■ AIM
Go through the entries below, tally each line with the string "ratio", and give the final number by itself.

[Data entries for graphics]
>> start

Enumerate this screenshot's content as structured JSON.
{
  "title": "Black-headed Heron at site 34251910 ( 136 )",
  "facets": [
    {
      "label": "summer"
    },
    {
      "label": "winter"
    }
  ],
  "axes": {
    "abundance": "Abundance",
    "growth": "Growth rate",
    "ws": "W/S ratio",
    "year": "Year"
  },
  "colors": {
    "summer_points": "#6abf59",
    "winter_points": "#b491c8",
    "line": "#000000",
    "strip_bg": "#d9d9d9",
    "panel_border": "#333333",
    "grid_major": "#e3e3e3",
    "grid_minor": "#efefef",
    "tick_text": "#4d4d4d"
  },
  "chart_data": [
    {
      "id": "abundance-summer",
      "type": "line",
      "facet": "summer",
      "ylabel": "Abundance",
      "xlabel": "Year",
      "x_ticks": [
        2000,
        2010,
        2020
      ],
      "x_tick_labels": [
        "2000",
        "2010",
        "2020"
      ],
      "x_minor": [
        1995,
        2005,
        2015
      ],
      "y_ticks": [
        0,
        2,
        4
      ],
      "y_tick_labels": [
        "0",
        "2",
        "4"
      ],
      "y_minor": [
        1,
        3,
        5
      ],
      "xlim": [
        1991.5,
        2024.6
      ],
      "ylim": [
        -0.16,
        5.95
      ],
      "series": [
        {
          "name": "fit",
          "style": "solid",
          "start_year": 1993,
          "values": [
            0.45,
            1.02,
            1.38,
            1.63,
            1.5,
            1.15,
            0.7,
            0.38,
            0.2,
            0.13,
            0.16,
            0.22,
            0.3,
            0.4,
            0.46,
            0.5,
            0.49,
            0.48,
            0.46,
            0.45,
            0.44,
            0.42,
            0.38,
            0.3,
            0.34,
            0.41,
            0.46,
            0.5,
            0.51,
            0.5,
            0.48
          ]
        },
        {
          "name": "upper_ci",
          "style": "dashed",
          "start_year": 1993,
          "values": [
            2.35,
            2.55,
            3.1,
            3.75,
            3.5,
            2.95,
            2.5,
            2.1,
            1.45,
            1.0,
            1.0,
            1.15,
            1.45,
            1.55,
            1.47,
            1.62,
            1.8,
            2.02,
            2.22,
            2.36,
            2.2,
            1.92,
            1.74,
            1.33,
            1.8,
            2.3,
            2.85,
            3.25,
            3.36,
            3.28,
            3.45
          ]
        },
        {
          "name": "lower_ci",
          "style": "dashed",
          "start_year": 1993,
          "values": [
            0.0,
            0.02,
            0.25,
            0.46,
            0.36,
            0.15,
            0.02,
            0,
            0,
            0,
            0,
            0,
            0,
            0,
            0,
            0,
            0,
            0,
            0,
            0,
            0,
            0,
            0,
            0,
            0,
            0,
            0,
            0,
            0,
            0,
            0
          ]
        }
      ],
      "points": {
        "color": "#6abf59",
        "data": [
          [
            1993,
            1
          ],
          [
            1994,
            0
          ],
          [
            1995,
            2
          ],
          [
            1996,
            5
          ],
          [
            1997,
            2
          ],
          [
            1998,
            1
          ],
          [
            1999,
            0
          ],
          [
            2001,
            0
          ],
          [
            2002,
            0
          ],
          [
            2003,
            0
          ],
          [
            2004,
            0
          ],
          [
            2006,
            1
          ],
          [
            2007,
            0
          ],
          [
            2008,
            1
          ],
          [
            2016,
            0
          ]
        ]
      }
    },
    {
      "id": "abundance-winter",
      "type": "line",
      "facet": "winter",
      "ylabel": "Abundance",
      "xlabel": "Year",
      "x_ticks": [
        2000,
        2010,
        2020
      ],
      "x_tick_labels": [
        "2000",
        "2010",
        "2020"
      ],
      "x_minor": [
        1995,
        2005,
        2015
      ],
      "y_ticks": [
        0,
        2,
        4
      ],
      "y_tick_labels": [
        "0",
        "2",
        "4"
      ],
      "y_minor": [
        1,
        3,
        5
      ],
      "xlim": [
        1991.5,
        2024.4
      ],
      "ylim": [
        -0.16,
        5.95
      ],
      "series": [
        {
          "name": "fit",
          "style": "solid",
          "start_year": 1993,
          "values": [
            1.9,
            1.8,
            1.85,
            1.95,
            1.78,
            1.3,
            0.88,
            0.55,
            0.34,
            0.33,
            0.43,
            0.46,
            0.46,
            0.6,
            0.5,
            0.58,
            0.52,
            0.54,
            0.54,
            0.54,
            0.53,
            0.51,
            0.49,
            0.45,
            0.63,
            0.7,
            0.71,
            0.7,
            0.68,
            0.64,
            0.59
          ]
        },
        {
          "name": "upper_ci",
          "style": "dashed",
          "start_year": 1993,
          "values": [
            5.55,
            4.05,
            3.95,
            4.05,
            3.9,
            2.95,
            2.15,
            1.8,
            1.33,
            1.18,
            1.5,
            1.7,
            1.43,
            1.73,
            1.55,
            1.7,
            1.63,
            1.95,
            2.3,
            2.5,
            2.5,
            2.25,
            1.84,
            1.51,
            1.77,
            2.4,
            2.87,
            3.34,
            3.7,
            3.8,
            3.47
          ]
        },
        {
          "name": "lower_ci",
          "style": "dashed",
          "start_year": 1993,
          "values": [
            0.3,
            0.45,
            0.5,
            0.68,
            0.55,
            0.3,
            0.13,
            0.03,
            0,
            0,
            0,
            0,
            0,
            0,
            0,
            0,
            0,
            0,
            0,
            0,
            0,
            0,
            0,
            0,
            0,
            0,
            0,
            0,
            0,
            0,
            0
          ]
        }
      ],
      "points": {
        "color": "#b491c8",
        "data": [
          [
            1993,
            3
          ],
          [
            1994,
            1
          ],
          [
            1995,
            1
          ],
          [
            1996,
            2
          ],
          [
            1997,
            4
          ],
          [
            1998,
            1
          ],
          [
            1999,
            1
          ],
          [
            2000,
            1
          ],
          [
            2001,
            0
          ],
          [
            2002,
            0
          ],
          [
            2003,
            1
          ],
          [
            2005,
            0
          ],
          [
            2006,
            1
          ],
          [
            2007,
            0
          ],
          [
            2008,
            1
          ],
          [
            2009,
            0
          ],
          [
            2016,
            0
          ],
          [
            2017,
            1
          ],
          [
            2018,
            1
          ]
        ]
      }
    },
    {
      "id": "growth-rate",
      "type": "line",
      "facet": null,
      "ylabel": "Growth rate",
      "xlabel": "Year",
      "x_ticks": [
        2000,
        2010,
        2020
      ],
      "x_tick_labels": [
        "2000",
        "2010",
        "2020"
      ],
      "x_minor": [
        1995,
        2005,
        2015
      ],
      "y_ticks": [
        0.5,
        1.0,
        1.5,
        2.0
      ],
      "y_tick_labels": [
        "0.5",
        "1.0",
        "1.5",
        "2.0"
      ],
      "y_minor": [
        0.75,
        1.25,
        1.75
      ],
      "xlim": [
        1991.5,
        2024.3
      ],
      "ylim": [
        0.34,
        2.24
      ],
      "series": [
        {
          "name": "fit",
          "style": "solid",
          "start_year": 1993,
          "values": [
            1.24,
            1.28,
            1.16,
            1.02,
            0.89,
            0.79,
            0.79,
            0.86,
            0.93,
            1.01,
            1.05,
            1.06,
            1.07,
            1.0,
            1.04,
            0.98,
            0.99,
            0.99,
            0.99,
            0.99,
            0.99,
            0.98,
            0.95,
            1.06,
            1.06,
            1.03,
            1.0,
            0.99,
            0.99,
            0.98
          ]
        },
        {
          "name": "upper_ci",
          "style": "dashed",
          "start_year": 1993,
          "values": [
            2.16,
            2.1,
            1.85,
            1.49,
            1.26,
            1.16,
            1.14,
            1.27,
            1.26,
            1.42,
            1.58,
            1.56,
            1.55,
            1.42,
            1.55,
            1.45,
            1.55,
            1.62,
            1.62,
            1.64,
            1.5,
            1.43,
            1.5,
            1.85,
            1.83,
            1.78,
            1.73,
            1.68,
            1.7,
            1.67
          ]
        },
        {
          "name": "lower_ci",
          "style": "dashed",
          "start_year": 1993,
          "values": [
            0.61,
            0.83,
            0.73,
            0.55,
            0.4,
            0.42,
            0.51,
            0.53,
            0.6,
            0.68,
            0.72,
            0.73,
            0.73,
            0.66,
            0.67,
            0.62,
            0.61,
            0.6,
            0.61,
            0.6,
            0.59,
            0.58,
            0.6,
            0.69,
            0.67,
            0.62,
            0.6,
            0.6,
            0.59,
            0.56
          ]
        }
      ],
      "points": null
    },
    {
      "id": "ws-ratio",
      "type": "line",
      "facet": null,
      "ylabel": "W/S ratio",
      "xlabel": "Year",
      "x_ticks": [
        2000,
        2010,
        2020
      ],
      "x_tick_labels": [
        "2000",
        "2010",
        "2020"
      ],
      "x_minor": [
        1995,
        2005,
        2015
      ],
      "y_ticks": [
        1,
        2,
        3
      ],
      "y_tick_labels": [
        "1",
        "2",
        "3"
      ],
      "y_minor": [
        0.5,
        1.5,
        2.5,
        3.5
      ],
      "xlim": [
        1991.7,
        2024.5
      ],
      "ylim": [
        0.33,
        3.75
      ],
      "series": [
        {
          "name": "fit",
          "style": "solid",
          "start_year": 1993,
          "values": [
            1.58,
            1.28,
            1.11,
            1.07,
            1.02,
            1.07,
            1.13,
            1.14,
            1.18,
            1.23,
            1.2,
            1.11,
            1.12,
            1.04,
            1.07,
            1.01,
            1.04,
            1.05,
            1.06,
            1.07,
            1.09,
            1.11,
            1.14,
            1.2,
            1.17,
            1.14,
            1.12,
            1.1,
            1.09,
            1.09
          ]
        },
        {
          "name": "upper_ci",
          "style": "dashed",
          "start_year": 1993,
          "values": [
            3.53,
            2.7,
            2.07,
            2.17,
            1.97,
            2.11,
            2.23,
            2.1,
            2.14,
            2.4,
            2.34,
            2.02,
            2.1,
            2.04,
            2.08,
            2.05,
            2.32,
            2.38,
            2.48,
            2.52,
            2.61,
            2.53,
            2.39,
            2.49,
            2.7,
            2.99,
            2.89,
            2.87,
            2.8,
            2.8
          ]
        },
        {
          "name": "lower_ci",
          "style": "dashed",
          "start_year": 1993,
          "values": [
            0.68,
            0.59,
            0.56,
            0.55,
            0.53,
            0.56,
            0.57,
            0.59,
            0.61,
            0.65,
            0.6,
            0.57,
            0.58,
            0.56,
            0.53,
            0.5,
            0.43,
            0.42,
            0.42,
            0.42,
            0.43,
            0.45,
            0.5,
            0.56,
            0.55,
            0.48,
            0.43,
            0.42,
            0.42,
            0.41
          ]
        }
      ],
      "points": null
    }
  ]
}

>> end

■ PROBLEM SOLUTION
3